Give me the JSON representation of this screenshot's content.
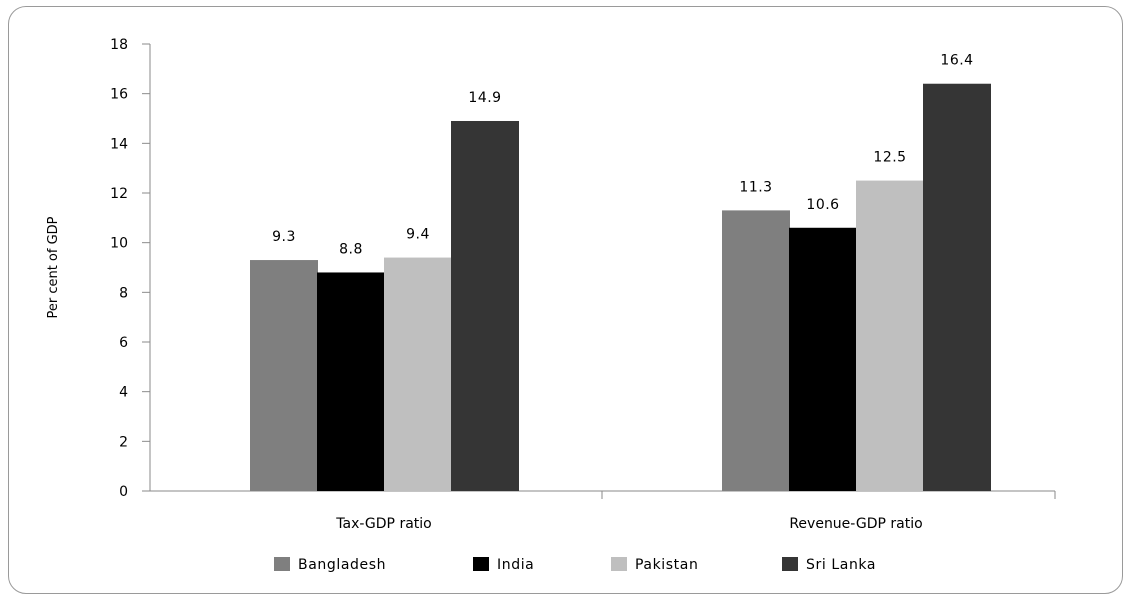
{
  "chart_data": {
    "type": "bar",
    "title": "",
    "xlabel": "",
    "ylabel": "Per cent of GDP",
    "ylim": [
      0,
      18
    ],
    "yticks": [
      0,
      2,
      4,
      6,
      8,
      10,
      12,
      14,
      16,
      18
    ],
    "categories": [
      "Tax-GDP ratio",
      "Revenue-GDP ratio"
    ],
    "series": [
      {
        "name": "Bangladesh",
        "values": [
          9.3,
          11.3
        ],
        "labels": [
          "9.3",
          "11.3"
        ],
        "color": "#7f7f7f"
      },
      {
        "name": "India",
        "values": [
          8.8,
          10.6
        ],
        "labels": [
          "8.8",
          "10.6"
        ],
        "color": "#000000"
      },
      {
        "name": "Pakistan",
        "values": [
          9.4,
          12.5
        ],
        "labels": [
          "9.4",
          "12.5"
        ],
        "color": "#bfbfbf"
      },
      {
        "name": "Sri Lanka",
        "values": [
          14.9,
          16.4
        ],
        "labels": [
          "14.9",
          "16.4"
        ],
        "color": "#353535"
      }
    ],
    "grid": false,
    "legend_position": "bottom"
  }
}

....................

Set out every line from the material that contains the string "color".

        "color": "#7f7f7f"
        "color": "#000000"
        "color": "#bfbfbf"
        "color": "#353535"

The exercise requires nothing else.